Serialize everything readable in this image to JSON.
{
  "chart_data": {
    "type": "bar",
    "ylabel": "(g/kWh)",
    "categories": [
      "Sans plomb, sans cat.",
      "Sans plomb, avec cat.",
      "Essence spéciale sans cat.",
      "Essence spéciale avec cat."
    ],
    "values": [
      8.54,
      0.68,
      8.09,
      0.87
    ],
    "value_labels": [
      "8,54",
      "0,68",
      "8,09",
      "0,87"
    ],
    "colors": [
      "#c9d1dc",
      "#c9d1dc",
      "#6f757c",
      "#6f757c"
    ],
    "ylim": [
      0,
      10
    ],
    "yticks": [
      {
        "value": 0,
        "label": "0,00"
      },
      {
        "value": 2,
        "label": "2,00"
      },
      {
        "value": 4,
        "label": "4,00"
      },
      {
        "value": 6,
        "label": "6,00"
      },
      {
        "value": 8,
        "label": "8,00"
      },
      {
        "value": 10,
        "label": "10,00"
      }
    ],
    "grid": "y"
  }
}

══════════════════════════════

▸ Work to be completed:
Extract all of the data shown above without alteration.

▸ Output below:
Serialize everything readable in this image to JSON.
{
  "chart_data": {
    "type": "bar",
    "ylabel": "(g/kWh)",
    "categories": [
      "Sans plomb, sans cat.",
      "Sans plomb, avec cat.",
      "Essence spéciale sans cat.",
      "Essence spéciale avec cat."
    ],
    "values": [
      8.54,
      0.68,
      8.09,
      0.87
    ],
    "value_labels": [
      "8,54",
      "0,68",
      "8,09",
      "0,87"
    ],
    "colors": [
      "#c9d1dc",
      "#c9d1dc",
      "#6f757c",
      "#6f757c"
    ],
    "ylim": [
      0,
      10
    ],
    "yticks": [
      {
        "value": 0,
        "label": "0,00"
      },
      {
        "value": 2,
        "label": "2,00"
      },
      {
        "value": 4,
        "label": "4,00"
      },
      {
        "value": 6,
        "label": "6,00"
      },
      {
        "value": 8,
        "label": "8,00"
      },
      {
        "value": 10,
        "label": "10,00"
      }
    ],
    "grid": "y"
  }
}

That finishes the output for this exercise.